** Begin SUPPLIED RECORDS **

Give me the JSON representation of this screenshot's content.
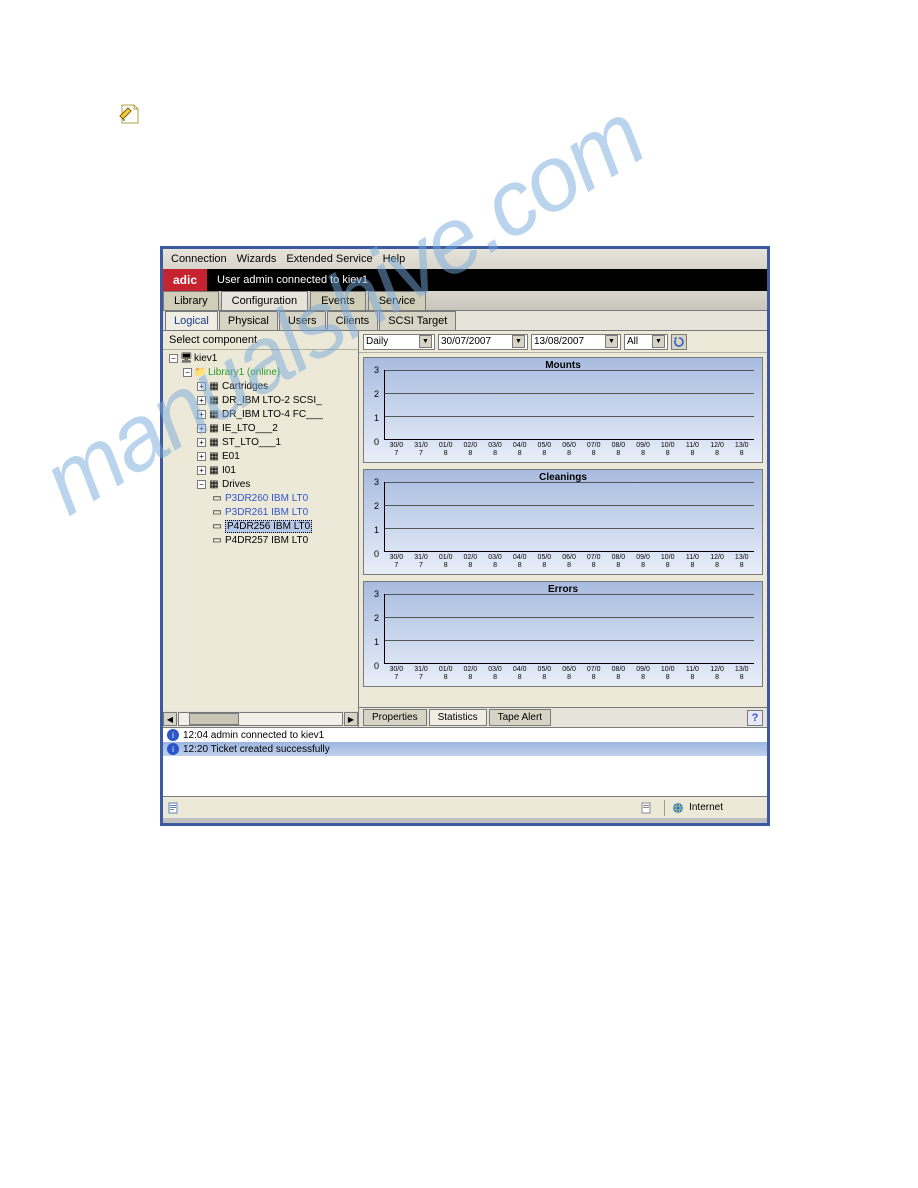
{
  "watermark_text": "manualshive.com",
  "menubar": {
    "items": [
      "Connection",
      "Wizards",
      "Extended Service",
      "Help"
    ]
  },
  "brand": "adic",
  "title_msg": "User admin connected to kiev1",
  "tabs_main": {
    "items": [
      "Library",
      "Configuration",
      "Events",
      "Service"
    ],
    "active": 1
  },
  "tabs_sub": {
    "items": [
      "Logical",
      "Physical",
      "Users",
      "Clients",
      "SCSI Target"
    ],
    "active": 0
  },
  "tree_header": "Select component",
  "tree": {
    "root": "kiev1",
    "library": "Library1 (online)",
    "nodes": [
      "Cartridges",
      "DR_IBM LTO-2 SCSI_",
      "DR_IBM LTO-4 FC___",
      "IE_LTO___2",
      "ST_LTO___1",
      "E01",
      "I01"
    ],
    "drives_label": "Drives",
    "drives": [
      "P3DR260 IBM LT0",
      "P3DR261 IBM LT0",
      "P4DR256 IBM LT0",
      "P4DR257 IBM LT0"
    ],
    "drive_selected_index": 2,
    "drive_link_indices": [
      0,
      1
    ]
  },
  "filters": {
    "period": "Daily",
    "date_from": "30/07/2007",
    "date_to": "13/08/2007",
    "scope": "All"
  },
  "charts": {
    "titles": [
      "Mounts",
      "Cleanings",
      "Errors"
    ],
    "y_ticks": [
      0,
      1,
      2,
      3
    ],
    "y_max": 3,
    "x_labels": [
      [
        "30/0",
        "7"
      ],
      [
        "31/0",
        "7"
      ],
      [
        "01/0",
        "8"
      ],
      [
        "02/0",
        "8"
      ],
      [
        "03/0",
        "8"
      ],
      [
        "04/0",
        "8"
      ],
      [
        "05/0",
        "8"
      ],
      [
        "06/0",
        "8"
      ],
      [
        "07/0",
        "8"
      ],
      [
        "08/0",
        "8"
      ],
      [
        "09/0",
        "8"
      ],
      [
        "10/0",
        "8"
      ],
      [
        "11/0",
        "8"
      ],
      [
        "12/0",
        "8"
      ],
      [
        "13/0",
        "8"
      ]
    ],
    "bg_gradient_top": "#a8bce0",
    "bg_gradient_bottom": "#e8eef8"
  },
  "bottom_tabs": {
    "items": [
      "Properties",
      "Statistics",
      "Tape Alert"
    ],
    "active": 1
  },
  "log": {
    "rows": [
      {
        "time": "12:04",
        "text": "admin connected to kiev1",
        "selected": false
      },
      {
        "time": "12:20",
        "text": "Ticket created successfully",
        "selected": true
      }
    ]
  },
  "statusbar": {
    "zone_label": "Internet"
  }
}
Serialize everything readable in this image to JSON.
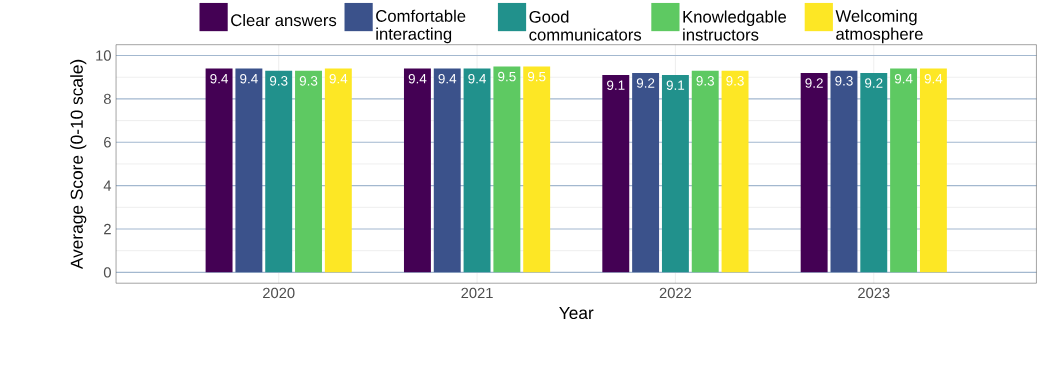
{
  "chart_data": {
    "type": "bar",
    "xlabel": "Year",
    "ylabel": "Average Score (0-10 scale)",
    "categories": [
      "2020",
      "2021",
      "2022",
      "2023"
    ],
    "series": [
      {
        "name": "Clear answers",
        "color": "#440154",
        "values": [
          9.4,
          9.4,
          9.1,
          9.2
        ]
      },
      {
        "name": "Comfortable interacting",
        "color": "#3b528b",
        "values": [
          9.4,
          9.4,
          9.2,
          9.3
        ]
      },
      {
        "name": "Good communicators",
        "color": "#21918c",
        "values": [
          9.3,
          9.4,
          9.1,
          9.2
        ]
      },
      {
        "name": "Knowledgable instructors",
        "color": "#5ec962",
        "values": [
          9.3,
          9.5,
          9.3,
          9.4
        ]
      },
      {
        "name": "Welcoming atmosphere",
        "color": "#fde725",
        "values": [
          9.4,
          9.5,
          9.3,
          9.4
        ]
      }
    ],
    "ylim": [
      -0.5,
      10.5
    ],
    "yticks": [
      0,
      2,
      4,
      6,
      8,
      10
    ],
    "grid": true,
    "legend": "top",
    "data_labels": true
  }
}
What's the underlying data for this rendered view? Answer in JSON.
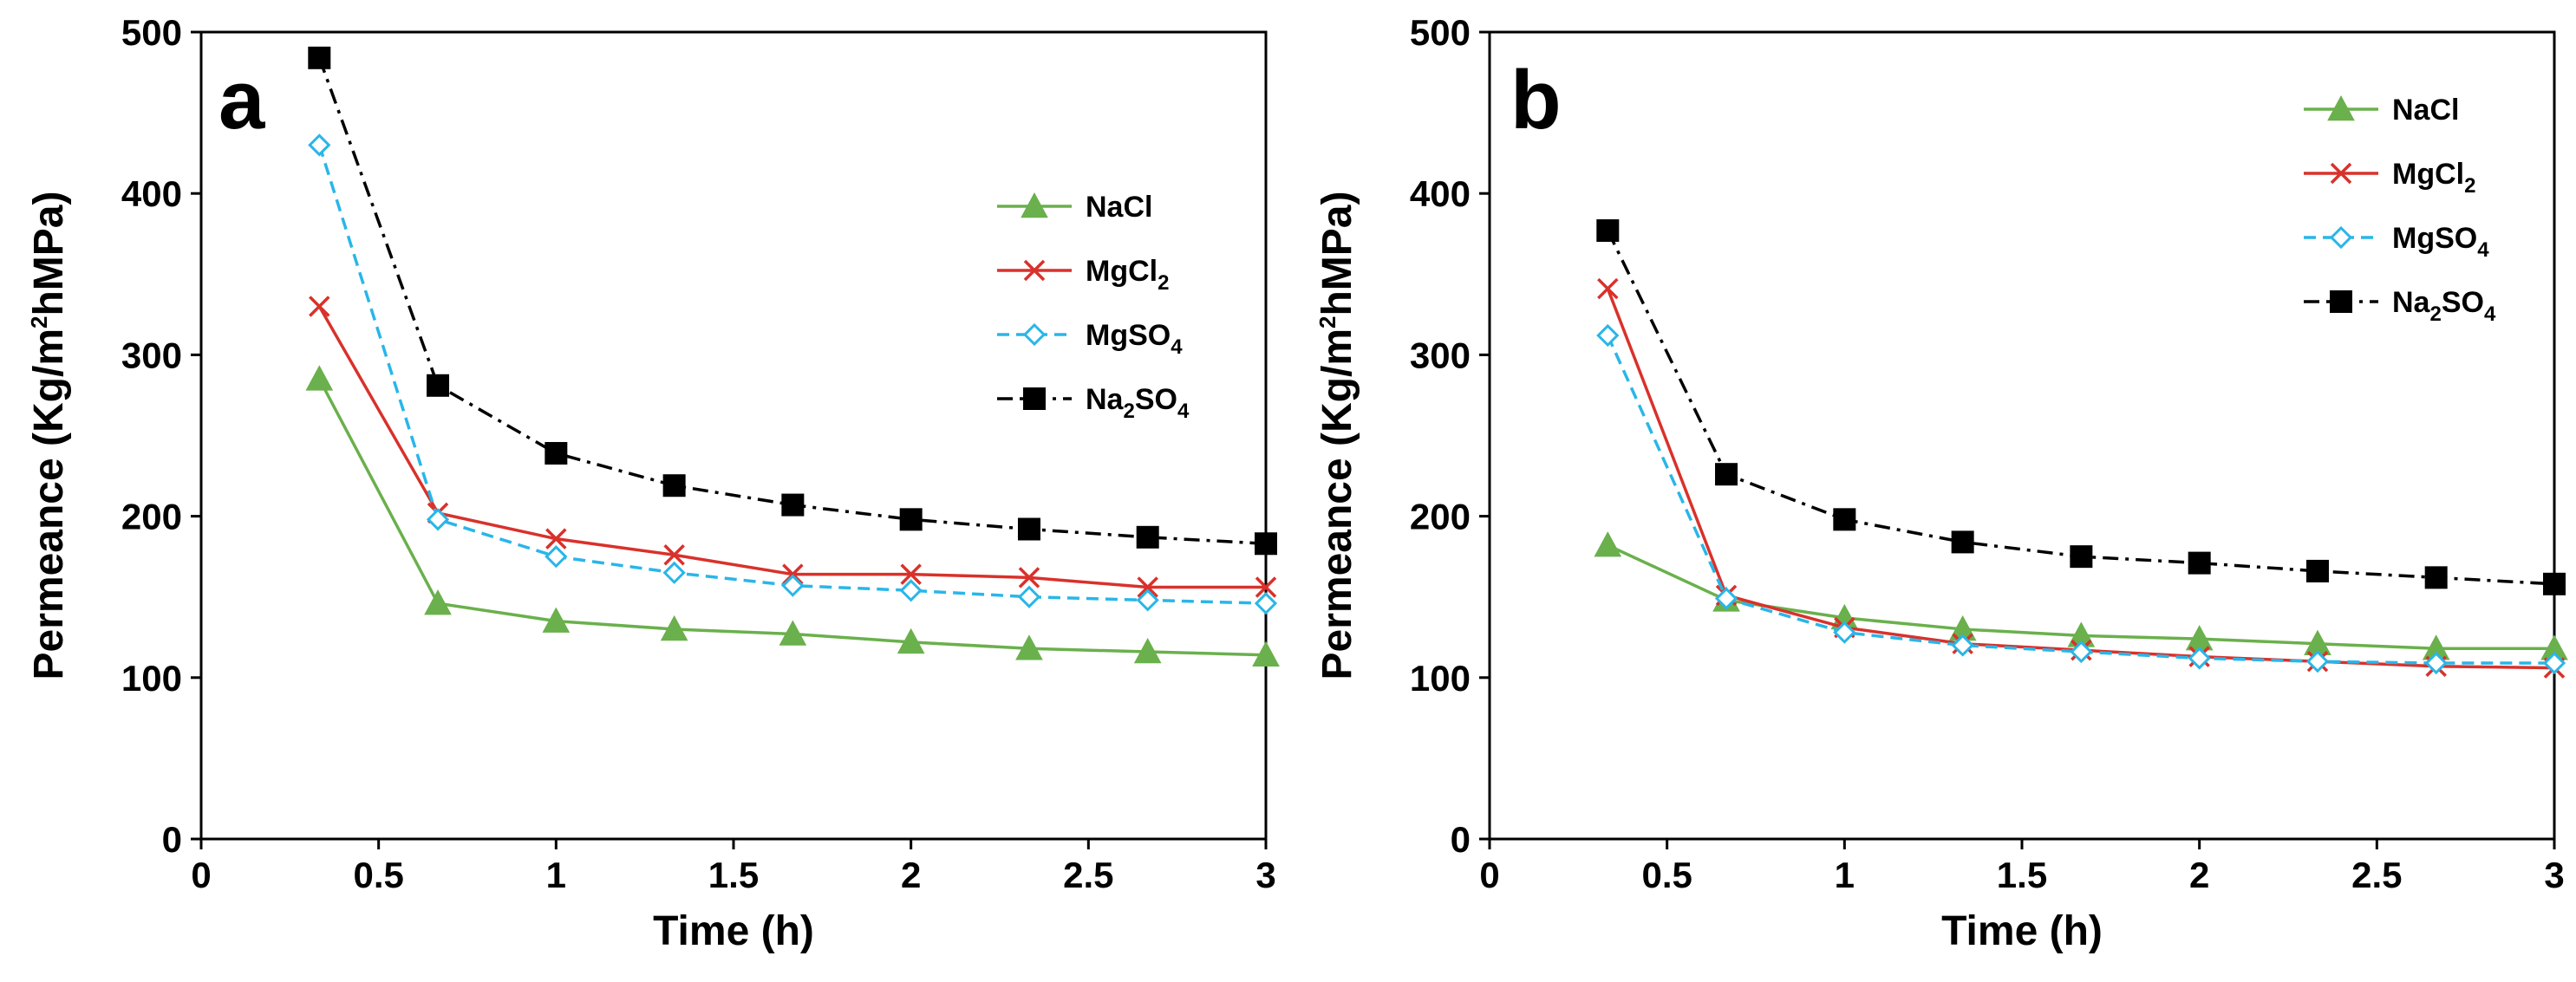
{
  "chart_data": [
    {
      "type": "line",
      "panel_label": "a",
      "xlabel": "Time (h)",
      "ylabel": {
        "pre": "Permeance (Kg/m",
        "sup": "2",
        "post": "hMPa)"
      },
      "xlim": [
        0,
        3
      ],
      "ylim": [
        0,
        500
      ],
      "xticks": [
        "0",
        "0.5",
        "1",
        "1.5",
        "2",
        "2.5",
        "3"
      ],
      "yticks": [
        "0",
        "100",
        "200",
        "300",
        "400",
        "500"
      ],
      "legend_position": "right",
      "x": [
        0.333,
        0.667,
        1.0,
        1.333,
        1.667,
        2.0,
        2.333,
        2.667,
        3.0
      ],
      "series": [
        {
          "name": "NaCl",
          "label_main": "NaCl",
          "label_sub": "",
          "label_tail": "",
          "color": "#6ab04c",
          "marker": "triangle",
          "dash": "solid",
          "values": [
            285,
            146,
            135,
            130,
            127,
            122,
            118,
            116,
            114
          ]
        },
        {
          "name": "MgCl2",
          "label_main": "MgCl",
          "label_sub": "2",
          "label_tail": "",
          "color": "#d9312b",
          "marker": "x",
          "dash": "solid",
          "values": [
            330,
            202,
            186,
            176,
            164,
            164,
            162,
            156,
            156
          ]
        },
        {
          "name": "MgSO4",
          "label_main": "MgSO",
          "label_sub": "4",
          "label_tail": "",
          "color": "#29b6e8",
          "marker": "diamond",
          "dash": "dashed",
          "values": [
            430,
            198,
            175,
            165,
            157,
            154,
            150,
            148,
            146
          ]
        },
        {
          "name": "Na2SO4",
          "label_main": "Na",
          "label_sub": "2",
          "label_tail": "SO",
          "label_sub2": "4",
          "color": "#000000",
          "marker": "square",
          "dash": "dashdot",
          "values": [
            484,
            281,
            239,
            219,
            207,
            198,
            192,
            187,
            183
          ]
        }
      ]
    },
    {
      "type": "line",
      "panel_label": "b",
      "xlabel": "Time (h)",
      "ylabel": {
        "pre": "Permeance (Kg/m",
        "sup": "2",
        "post": "hMPa)"
      },
      "xlim": [
        0,
        3
      ],
      "ylim": [
        0,
        500
      ],
      "xticks": [
        "0",
        "0.5",
        "1",
        "1.5",
        "2",
        "2.5",
        "3"
      ],
      "yticks": [
        "0",
        "100",
        "200",
        "300",
        "400",
        "500"
      ],
      "legend_position": "top-right",
      "x": [
        0.333,
        0.667,
        1.0,
        1.333,
        1.667,
        2.0,
        2.333,
        2.667,
        3.0
      ],
      "series": [
        {
          "name": "NaCl",
          "label_main": "NaCl",
          "label_sub": "",
          "label_tail": "",
          "color": "#6ab04c",
          "marker": "triangle",
          "dash": "solid",
          "values": [
            182,
            148,
            137,
            130,
            126,
            124,
            121,
            118,
            118
          ]
        },
        {
          "name": "MgCl2",
          "label_main": "MgCl",
          "label_sub": "2",
          "label_tail": "",
          "color": "#d9312b",
          "marker": "x",
          "dash": "solid",
          "values": [
            341,
            151,
            131,
            121,
            117,
            113,
            110,
            107,
            106
          ]
        },
        {
          "name": "MgSO4",
          "label_main": "MgSO",
          "label_sub": "4",
          "label_tail": "",
          "color": "#29b6e8",
          "marker": "diamond",
          "dash": "dashed",
          "values": [
            312,
            149,
            128,
            120,
            116,
            112,
            110,
            109,
            109
          ]
        },
        {
          "name": "Na2SO4",
          "label_main": "Na",
          "label_sub": "2",
          "label_tail": "SO",
          "label_sub2": "4",
          "color": "#000000",
          "marker": "square",
          "dash": "dashdot",
          "values": [
            377,
            226,
            198,
            184,
            175,
            171,
            166,
            162,
            158
          ]
        }
      ]
    }
  ]
}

** End SUPPLIED RECORDS **

▸ EXERCISE
Do not copy the pictures, but repeat every line exactly.

▸ WRITTEN RESPONSE
Give me the JSON representation of this screenshot's content.
{
  "watermark_text": "manualshive.com",
  "menubar": {
    "items": [
      "Connection",
      "Wizards",
      "Extended Service",
      "Help"
    ]
  },
  "brand": "adic",
  "title_msg": "User admin connected to kiev1",
  "tabs_main": {
    "items": [
      "Library",
      "Configuration",
      "Events",
      "Service"
    ],
    "active": 1
  },
  "tabs_sub": {
    "items": [
      "Logical",
      "Physical",
      "Users",
      "Clients",
      "SCSI Target"
    ],
    "active": 0
  },
  "tree_header": "Select component",
  "tree": {
    "root": "kiev1",
    "library": "Library1 (online)",
    "nodes": [
      "Cartridges",
      "DR_IBM LTO-2 SCSI_",
      "DR_IBM LTO-4 FC___",
      "IE_LTO___2",
      "ST_LTO___1",
      "E01",
      "I01"
    ],
    "drives_label": "Drives",
    "drives": [
      "P3DR260 IBM LT0",
      "P3DR261 IBM LT0",
      "P4DR256 IBM LT0",
      "P4DR257 IBM LT0"
    ],
    "drive_selected_index": 2,
    "drive_link_indices": [
      0,
      1
    ]
  },
  "filters": {
    "period": "Daily",
    "date_from": "30/07/2007",
    "date_to": "13/08/2007",
    "scope": "All"
  },
  "charts": {
    "titles": [
      "Mounts",
      "Cleanings",
      "Errors"
    ],
    "y_ticks": [
      0,
      1,
      2,
      3
    ],
    "y_max": 3,
    "x_labels": [
      [
        "30/0",
        "7"
      ],
      [
        "31/0",
        "7"
      ],
      [
        "01/0",
        "8"
      ],
      [
        "02/0",
        "8"
      ],
      [
        "03/0",
        "8"
      ],
      [
        "04/0",
        "8"
      ],
      [
        "05/0",
        "8"
      ],
      [
        "06/0",
        "8"
      ],
      [
        "07/0",
        "8"
      ],
      [
        "08/0",
        "8"
      ],
      [
        "09/0",
        "8"
      ],
      [
        "10/0",
        "8"
      ],
      [
        "11/0",
        "8"
      ],
      [
        "12/0",
        "8"
      ],
      [
        "13/0",
        "8"
      ]
    ],
    "bg_gradient_top": "#a8bce0",
    "bg_gradient_bottom": "#e8eef8"
  },
  "bottom_tabs": {
    "items": [
      "Properties",
      "Statistics",
      "Tape Alert"
    ],
    "active": 1
  },
  "log": {
    "rows": [
      {
        "time": "12:04",
        "text": "admin connected to kiev1",
        "selected": false
      },
      {
        "time": "12:20",
        "text": "Ticket created successfully",
        "selected": true
      }
    ]
  },
  "statusbar": {
    "zone_label": "Internet"
  }
}
Serialize everything readable in this image to JSON.
{
  "chart_data": {
    "type": "bar",
    "xlabel": "Year",
    "ylabel": "Average Score (0-10 scale)",
    "categories": [
      "2020",
      "2021",
      "2022",
      "2023"
    ],
    "series": [
      {
        "name": "Clear answers",
        "color": "#440154",
        "values": [
          9.4,
          9.4,
          9.1,
          9.2
        ]
      },
      {
        "name": "Comfortable interacting",
        "color": "#3b528b",
        "values": [
          9.4,
          9.4,
          9.2,
          9.3
        ]
      },
      {
        "name": "Good communicators",
        "color": "#21918c",
        "values": [
          9.3,
          9.4,
          9.1,
          9.2
        ]
      },
      {
        "name": "Knowledgable instructors",
        "color": "#5ec962",
        "values": [
          9.3,
          9.5,
          9.3,
          9.4
        ]
      },
      {
        "name": "Welcoming atmosphere",
        "color": "#fde725",
        "values": [
          9.4,
          9.5,
          9.3,
          9.4
        ]
      }
    ],
    "ylim": [
      -0.5,
      10.5
    ],
    "yticks": [
      0,
      2,
      4,
      6,
      8,
      10
    ],
    "grid": true,
    "legend": "top",
    "data_labels": true
  }
}
What's the underlying data for this rendered view? Answer in JSON.
{
  "chart_data": [
    {
      "type": "line",
      "panel_label": "a",
      "xlabel": "Time (h)",
      "ylabel": {
        "pre": "Permeance (Kg/m",
        "sup": "2",
        "post": "hMPa)"
      },
      "xlim": [
        0,
        3
      ],
      "ylim": [
        0,
        500
      ],
      "xticks": [
        "0",
        "0.5",
        "1",
        "1.5",
        "2",
        "2.5",
        "3"
      ],
      "yticks": [
        "0",
        "100",
        "200",
        "300",
        "400",
        "500"
      ],
      "legend_position": "right",
      "x": [
        0.333,
        0.667,
        1.0,
        1.333,
        1.667,
        2.0,
        2.333,
        2.667,
        3.0
      ],
      "series": [
        {
          "name": "NaCl",
          "label_main": "NaCl",
          "label_sub": "",
          "label_tail": "",
          "color": "#6ab04c",
          "marker": "triangle",
          "dash": "solid",
          "values": [
            285,
            146,
            135,
            130,
            127,
            122,
            118,
            116,
            114
          ]
        },
        {
          "name": "MgCl2",
          "label_main": "MgCl",
          "label_sub": "2",
          "label_tail": "",
          "color": "#d9312b",
          "marker": "x",
          "dash": "solid",
          "values": [
            330,
            202,
            186,
            176,
            164,
            164,
            162,
            156,
            156
          ]
        },
        {
          "name": "MgSO4",
          "label_main": "MgSO",
          "label_sub": "4",
          "label_tail": "",
          "color": "#29b6e8",
          "marker": "diamond",
          "dash": "dashed",
          "values": [
            430,
            198,
            175,
            165,
            157,
            154,
            150,
            148,
            146
          ]
        },
        {
          "name": "Na2SO4",
          "label_main": "Na",
          "label_sub": "2",
          "label_tail": "SO",
          "label_sub2": "4",
          "color": "#000000",
          "marker": "square",
          "dash": "dashdot",
          "values": [
            484,
            281,
            239,
            219,
            207,
            198,
            192,
            187,
            183
          ]
        }
      ]
    },
    {
      "type": "line",
      "panel_label": "b",
      "xlabel": "Time (h)",
      "ylabel": {
        "pre": "Permeance (Kg/m",
        "sup": "2",
        "post": "hMPa)"
      },
      "xlim": [
        0,
        3
      ],
      "ylim": [
        0,
        500
      ],
      "xticks": [
        "0",
        "0.5",
        "1",
        "1.5",
        "2",
        "2.5",
        "3"
      ],
      "yticks": [
        "0",
        "100",
        "200",
        "300",
        "400",
        "500"
      ],
      "legend_position": "top-right",
      "x": [
        0.333,
        0.667,
        1.0,
        1.333,
        1.667,
        2.0,
        2.333,
        2.667,
        3.0
      ],
      "series": [
        {
          "name": "NaCl",
          "label_main": "NaCl",
          "label_sub": "",
          "label_tail": "",
          "color": "#6ab04c",
          "marker": "triangle",
          "dash": "solid",
          "values": [
            182,
            148,
            137,
            130,
            126,
            124,
            121,
            118,
            118
          ]
        },
        {
          "name": "MgCl2",
          "label_main": "MgCl",
          "label_sub": "2",
          "label_tail": "",
          "color": "#d9312b",
          "marker": "x",
          "dash": "solid",
          "values": [
            341,
            151,
            131,
            121,
            117,
            113,
            110,
            107,
            106
          ]
        },
        {
          "name": "MgSO4",
          "label_main": "MgSO",
          "label_sub": "4",
          "label_tail": "",
          "color": "#29b6e8",
          "marker": "diamond",
          "dash": "dashed",
          "values": [
            312,
            149,
            128,
            120,
            116,
            112,
            110,
            109,
            109
          ]
        },
        {
          "name": "Na2SO4",
          "label_main": "Na",
          "label_sub": "2",
          "label_tail": "SO",
          "label_sub2": "4",
          "color": "#000000",
          "marker": "square",
          "dash": "dashdot",
          "values": [
            377,
            226,
            198,
            184,
            175,
            171,
            166,
            162,
            158
          ]
        }
      ]
    }
  ]
}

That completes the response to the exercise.